▶ _WORK TO DO_:
Quote the lines below verbatim, starting with the line that contains "722, 1911, 735]" and ending with the line that contains "444, 1129, 457]", both included.

▶ _GIVEN RECORDS_:
*-*-*
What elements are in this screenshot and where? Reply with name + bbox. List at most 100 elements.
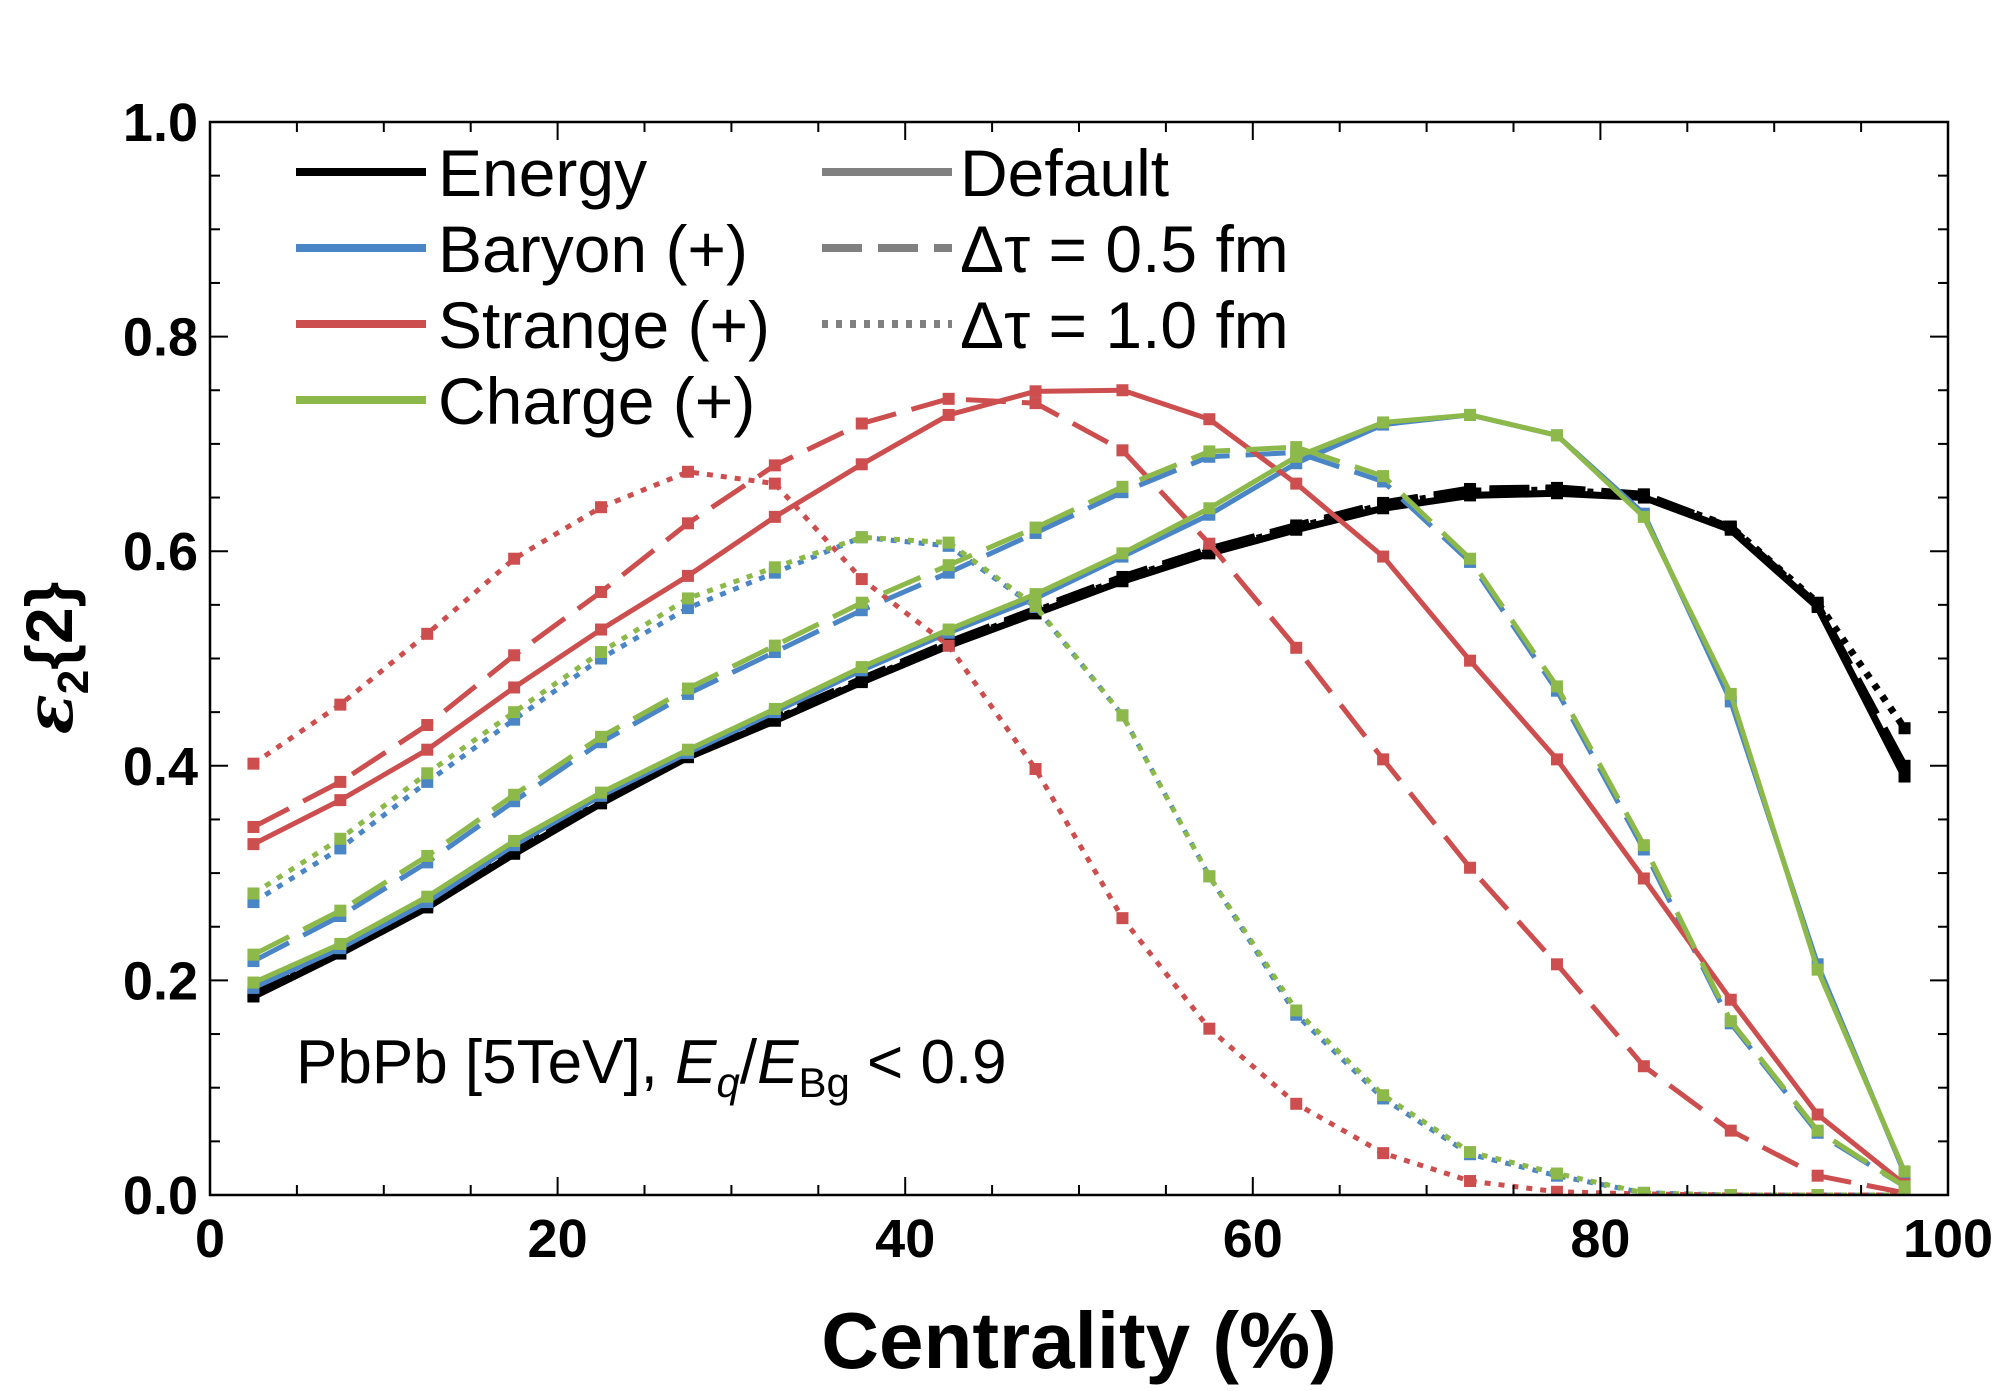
data-point	[1898, 722, 1911, 735]
data-point	[508, 706, 521, 719]
data-point	[855, 417, 868, 430]
data-point	[1550, 1185, 1563, 1195]
data-point	[1377, 1147, 1390, 1160]
series-layer	[247, 384, 1911, 1195]
data-point	[855, 596, 868, 609]
data-point	[1637, 510, 1650, 523]
data-point	[1116, 912, 1129, 925]
data-point	[1637, 1060, 1650, 1073]
data-point	[768, 702, 781, 715]
legend-label-strange: Strange (+)	[438, 288, 770, 362]
data-point	[1290, 1097, 1303, 1110]
data-point	[1116, 444, 1129, 457]
data-point	[1637, 839, 1650, 852]
data-point	[855, 573, 868, 586]
data-point	[1377, 416, 1390, 429]
data-point	[1290, 441, 1303, 454]
series-strange-default	[247, 384, 1911, 1191]
data-point	[1203, 413, 1216, 426]
data-point	[681, 682, 694, 695]
data-point	[681, 465, 694, 478]
data-point	[1811, 963, 1824, 976]
x-axis-title: Centrality (%)	[821, 1296, 1337, 1385]
data-point	[1203, 1022, 1216, 1035]
data-point	[421, 767, 434, 780]
data-point	[247, 948, 260, 961]
data-point	[595, 730, 608, 743]
x-tick-label: 40	[875, 1209, 935, 1269]
data-point	[508, 649, 521, 662]
y-tick-label: 0.4	[123, 737, 198, 797]
legend-label-dt05: Δτ = 0.5 fm	[960, 212, 1289, 286]
data-point	[334, 832, 347, 845]
data-point	[942, 536, 955, 549]
data-point	[1464, 485, 1477, 498]
data-point	[247, 838, 260, 851]
data-point	[508, 681, 521, 694]
data-point	[421, 719, 434, 732]
data-point	[855, 675, 868, 688]
data-point	[1811, 1108, 1824, 1121]
data-point	[1724, 1124, 1737, 1137]
data-point	[1377, 470, 1390, 483]
series-line	[252, 387, 1907, 1187]
data-point	[1637, 489, 1650, 502]
data-point	[508, 788, 521, 801]
data-point	[1464, 408, 1477, 421]
data-point	[595, 623, 608, 636]
series-line	[252, 469, 1905, 1195]
data-point	[595, 585, 608, 598]
data-point	[1898, 770, 1911, 783]
data-point	[1724, 687, 1737, 700]
data-point	[595, 646, 608, 659]
data-point	[1116, 547, 1129, 560]
y-tick-label: 0.2	[123, 951, 198, 1011]
data-point	[595, 786, 608, 799]
data-point	[1811, 1189, 1824, 1195]
data-point	[1290, 641, 1303, 654]
data-point	[334, 904, 347, 917]
y-axis-title: ε2{2}	[10, 582, 98, 735]
data-point	[1116, 573, 1129, 586]
data-point	[1464, 654, 1477, 667]
series-charge-0-5-fm	[247, 441, 1911, 1193]
data-point	[768, 477, 781, 490]
data-point	[334, 842, 347, 855]
data-point	[681, 592, 694, 605]
data-point	[1203, 870, 1216, 883]
y-tick-label: 0.6	[123, 522, 198, 582]
data-point	[1550, 753, 1563, 766]
data-point	[1290, 450, 1303, 463]
data-point	[1116, 709, 1129, 722]
data-point	[1898, 759, 1911, 772]
series-line	[252, 534, 1905, 1195]
data-point	[855, 531, 868, 544]
data-point	[1029, 763, 1042, 776]
series-line	[252, 396, 1906, 1195]
series-strange-1-0-fm	[247, 465, 1911, 1195]
data-point	[334, 794, 347, 807]
data-point	[1464, 1175, 1477, 1188]
ticks-layer: 0 20 40 60 80 100 0.0 0.2 0.4 0.6 0.8 1.0	[123, 93, 1993, 1269]
data-point	[681, 743, 694, 756]
data-point	[681, 569, 694, 582]
data-point	[334, 937, 347, 950]
x-tick-label: 80	[1570, 1209, 1630, 1269]
series-charge-1-0-fm	[247, 531, 1911, 1195]
x-tick-label: 0	[195, 1209, 225, 1269]
data-point	[595, 501, 608, 514]
data-point	[247, 757, 260, 770]
data-point	[1724, 1189, 1737, 1195]
data-point	[768, 561, 781, 574]
data-point	[768, 510, 781, 523]
data-point	[768, 459, 781, 472]
data-point	[1724, 1015, 1737, 1028]
data-point	[942, 559, 955, 572]
series-line	[251, 486, 1908, 999]
data-point	[1377, 499, 1390, 512]
data-point	[421, 627, 434, 640]
data-point	[942, 639, 955, 652]
legend-label-baryon: Baryon (+)	[438, 212, 748, 286]
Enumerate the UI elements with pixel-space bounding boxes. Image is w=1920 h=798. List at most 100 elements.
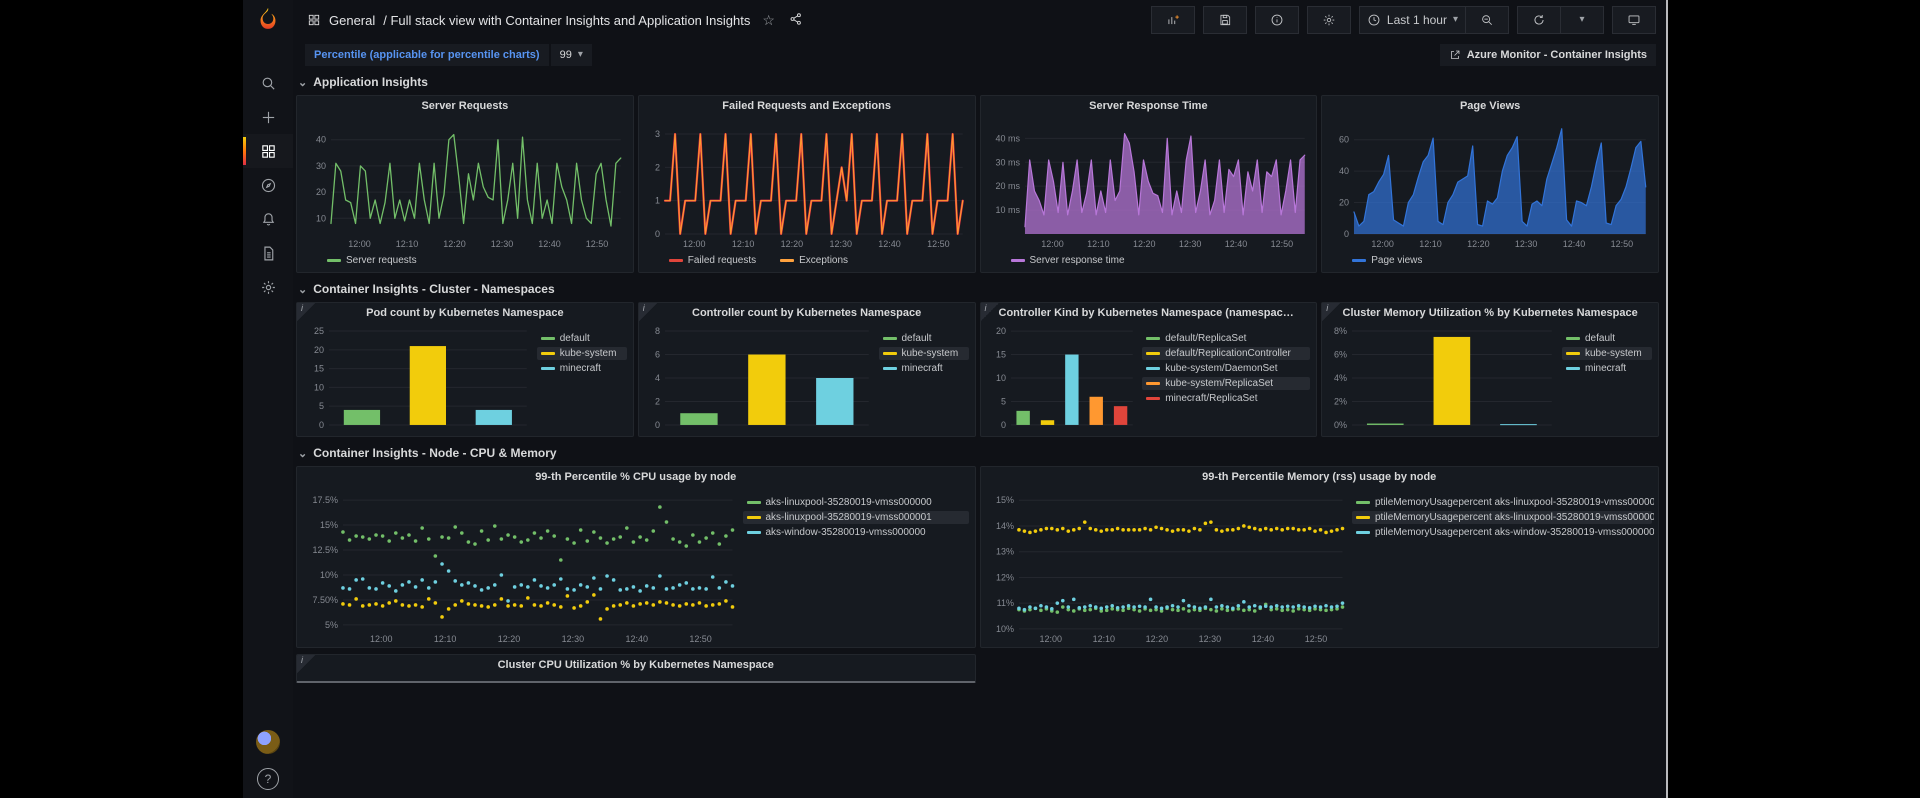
sidebar-item-configuration[interactable] bbox=[243, 270, 293, 304]
legend-item[interactable]: Page views bbox=[1348, 254, 1426, 267]
svg-text:12:00: 12:00 bbox=[683, 239, 705, 249]
panel-info-corner[interactable]: i bbox=[297, 303, 315, 321]
breadcrumb-section[interactable]: General bbox=[329, 12, 376, 28]
time-range-picker[interactable]: Last 1 hour ▾ bbox=[1358, 6, 1466, 34]
legend-item[interactable]: aks-window-35280019-vmss000000 bbox=[743, 526, 969, 539]
panel-title-controller-count[interactable]: Controller count by Kubernetes Namespace bbox=[692, 307, 922, 319]
zoom-out-button[interactable] bbox=[1466, 6, 1509, 34]
help-icon[interactable]: ? bbox=[257, 768, 279, 790]
legend-item[interactable]: kube-system/DaemonSet bbox=[1142, 362, 1310, 375]
panel-title-page-views[interactable]: Page Views bbox=[1459, 100, 1521, 112]
legend-series-dash bbox=[1356, 501, 1370, 504]
panel-title-server-requests[interactable]: Server Requests bbox=[421, 100, 509, 112]
legend-item[interactable]: minecraft bbox=[537, 362, 627, 375]
svg-text:14%: 14% bbox=[996, 521, 1014, 531]
dashboard-info-button[interactable] bbox=[1254, 6, 1299, 34]
user-avatar[interactable] bbox=[256, 730, 280, 754]
legend-item[interactable]: default bbox=[537, 332, 627, 345]
svg-text:12:10: 12:10 bbox=[732, 239, 754, 249]
panel-legend: Server response time bbox=[981, 252, 1317, 272]
breadcrumb[interactable]: General / Full stack view with Container… bbox=[307, 12, 803, 29]
legend-item[interactable]: minecraft bbox=[879, 362, 969, 375]
series-layer bbox=[1023, 133, 1305, 234]
panel-info-corner[interactable]: i bbox=[297, 655, 315, 673]
chart-canvas-server-requests[interactable]: 10 20 30 40 12:00 12:10 12:20 12:30 12:40 12:50 bbox=[301, 117, 629, 250]
legend-item[interactable]: default/ReplicaSet bbox=[1142, 332, 1310, 345]
add-panel-button[interactable] bbox=[1150, 6, 1195, 34]
save-dashboard-button[interactable] bbox=[1202, 6, 1247, 34]
chart-canvas-pod-count[interactable]: 0 5 10 15 20 25 bbox=[301, 324, 535, 434]
sidebar-item-search[interactable] bbox=[243, 66, 293, 100]
star-icon[interactable]: ☆ bbox=[762, 11, 775, 28]
variable-label[interactable]: Percentile (applicable for percentile ch… bbox=[305, 44, 549, 66]
panel-cluster-cpu-partial: i Cluster CPU Utilization % by Kubernetes… bbox=[296, 654, 976, 683]
panel-title-cluster-cpu-partial[interactable]: Cluster CPU Utilization % by Kubernetes … bbox=[497, 659, 774, 671]
share-icon[interactable] bbox=[789, 12, 803, 29]
panel-title-controller-kind[interactable]: Controller Kind by Kubernetes Namespace … bbox=[998, 307, 1317, 319]
sidebar-item-explore[interactable] bbox=[243, 168, 293, 202]
section-application-insights[interactable]: ⌄ Application Insights bbox=[298, 72, 1659, 92]
panel-title-pod-count[interactable]: Pod count by Kubernetes Namespace bbox=[366, 307, 564, 319]
svg-text:12:40: 12:40 bbox=[625, 634, 647, 644]
chart-area: 0 2 4 6 8 bbox=[643, 324, 877, 434]
chart-canvas-cpu-usage-node[interactable]: 5% 7.50% 10% 12.5% 15% 17.5% 12:00 12:10 12:20 12… bbox=[301, 488, 741, 645]
legend-item[interactable]: kube-system bbox=[878, 347, 969, 360]
panel-info-corner[interactable]: i bbox=[638, 303, 657, 321]
grafana-app: ? General / Full stack view with Contain… bbox=[243, 0, 1666, 798]
variable-value-dropdown[interactable]: 99 ▾ bbox=[550, 44, 592, 66]
section-cluster-namespaces[interactable]: ⌄ Container Insights - Cluster - Namespa… bbox=[298, 279, 1659, 299]
sidebar-item-create[interactable] bbox=[243, 100, 293, 134]
legend-item[interactable]: Failed requests bbox=[665, 254, 760, 267]
legend-item[interactable]: default bbox=[879, 332, 969, 345]
panel-info-corner[interactable]: i bbox=[1322, 303, 1341, 321]
legend-item[interactable]: kube-system bbox=[1562, 347, 1652, 360]
dashboard-settings-button[interactable] bbox=[1306, 6, 1351, 34]
legend-item[interactable]: ptileMemoryUsagepercent aks-linuxpool-35… bbox=[1352, 511, 1654, 524]
panel-controller-count: i Controller count by Kubernetes Namespac… bbox=[637, 302, 976, 437]
legend-item[interactable]: default/ReplicationController bbox=[1142, 347, 1311, 360]
sidebar-item-dashboards[interactable] bbox=[243, 134, 293, 168]
legend-item[interactable]: ptileMemoryUsagepercent aks-window-35280… bbox=[1352, 526, 1654, 539]
bar-kube-system/ReplicaSet bbox=[1089, 396, 1103, 425]
chart-canvas-failed-requests[interactable]: 0 1 2 3 12:00 12:10 12:20 12:30 12:40 12:50 bbox=[643, 117, 971, 250]
grafana-logo-icon[interactable] bbox=[254, 6, 282, 34]
chart-canvas-controller-count[interactable]: 0 2 4 6 8 bbox=[643, 324, 877, 434]
legend-item[interactable]: ptileMemoryUsagepercent aks-linuxpool-35… bbox=[1352, 496, 1654, 509]
legend-item[interactable]: aks-linuxpool-35280019-vmss000001 bbox=[742, 511, 969, 524]
chart-canvas-cluster-memory[interactable]: 0% 2% 4% 6% 8% bbox=[1326, 324, 1560, 434]
svg-text:12:20: 12:20 bbox=[498, 634, 520, 644]
panel-body: 10% 11% 12% 13% 14% 15% 12:00 12:10 12:20 12:30 12… bbox=[981, 488, 1659, 647]
panel-title-cpu-usage-node[interactable]: 99-th Percentile % CPU usage by node bbox=[535, 471, 737, 483]
legend-item[interactable]: aks-linuxpool-35280019-vmss000000 bbox=[743, 496, 969, 509]
legend-item[interactable]: default bbox=[1562, 332, 1652, 345]
sidebar-item-docs[interactable] bbox=[243, 236, 293, 270]
chart-canvas-server-response-time[interactable]: 10 ms 20 ms 30 ms 40 ms 12:00 12:10 12:20 12:30… bbox=[985, 117, 1313, 250]
refresh-interval-button[interactable]: ▾ bbox=[1561, 6, 1604, 34]
cycle-view-button[interactable] bbox=[1612, 6, 1656, 34]
legend-item[interactable]: minecraft/ReplicaSet bbox=[1142, 392, 1310, 405]
legend-item[interactable]: Exceptions bbox=[776, 254, 852, 267]
sidebar-item-alerting[interactable] bbox=[243, 202, 293, 236]
legend-item[interactable]: kube-system bbox=[536, 347, 627, 360]
legend-item[interactable]: minecraft bbox=[1562, 362, 1652, 375]
svg-text:8: 8 bbox=[655, 326, 660, 336]
legend-series-dash bbox=[1146, 352, 1161, 355]
section-node-cpu-memory[interactable]: ⌄ Container Insights - Node - CPU & Memo… bbox=[298, 443, 1659, 463]
search-icon bbox=[262, 77, 275, 90]
legend-item[interactable]: Server requests bbox=[323, 254, 421, 267]
legend-item[interactable]: kube-system/ReplicaSet bbox=[1142, 377, 1311, 390]
chart-canvas-page-views[interactable]: 0 20 40 60 12:00 12:10 12:20 12:30 12:40 12:50 bbox=[1326, 117, 1654, 250]
svg-text:12:10: 12:10 bbox=[1092, 634, 1114, 644]
panel-title-cluster-memory[interactable]: Cluster Memory Utilization % by Kubernet… bbox=[1342, 307, 1638, 319]
panel-title-server-response-time[interactable]: Server Response Time bbox=[1089, 100, 1208, 112]
refresh-button[interactable] bbox=[1517, 6, 1561, 34]
panel-info-corner[interactable]: i bbox=[980, 303, 999, 321]
legend-item[interactable]: Server response time bbox=[1007, 254, 1129, 267]
chart-canvas-controller-kind[interactable]: 0 5 10 15 20 bbox=[985, 324, 1141, 434]
chart-canvas-memory-usage-node[interactable]: 10% 11% 12% 13% 14% 15% 12:00 12:10 12:20 12:30 12… bbox=[985, 488, 1351, 645]
panel-title-memory-usage-node[interactable]: 99-th Percentile Memory (rss) usage by n… bbox=[1202, 471, 1437, 483]
legend-series-dash bbox=[1356, 531, 1370, 534]
chart-area: 10 20 30 40 12:00 12:10 12:20 12:30 12:40 12:50 bbox=[301, 117, 629, 250]
azure-monitor-link[interactable]: Azure Monitor - Container Insights bbox=[1439, 44, 1656, 66]
panel-title-failed-requests[interactable]: Failed Requests and Exceptions bbox=[722, 100, 891, 112]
*-*-*
▶ _EXERCISE RESULT_:
data-point	[1898, 722, 1911, 735]
data-point	[508, 706, 521, 719]
data-point	[855, 417, 868, 430]
data-point	[1550, 1185, 1563, 1195]
data-point	[1377, 1147, 1390, 1160]
series-layer	[247, 384, 1911, 1195]
data-point	[855, 596, 868, 609]
data-point	[1637, 510, 1650, 523]
data-point	[1116, 912, 1129, 925]
data-point	[1637, 1060, 1650, 1073]
data-point	[768, 702, 781, 715]
legend-label-strange: Strange (+)	[438, 288, 770, 362]
data-point	[1290, 1097, 1303, 1110]
data-point	[1116, 444, 1129, 457]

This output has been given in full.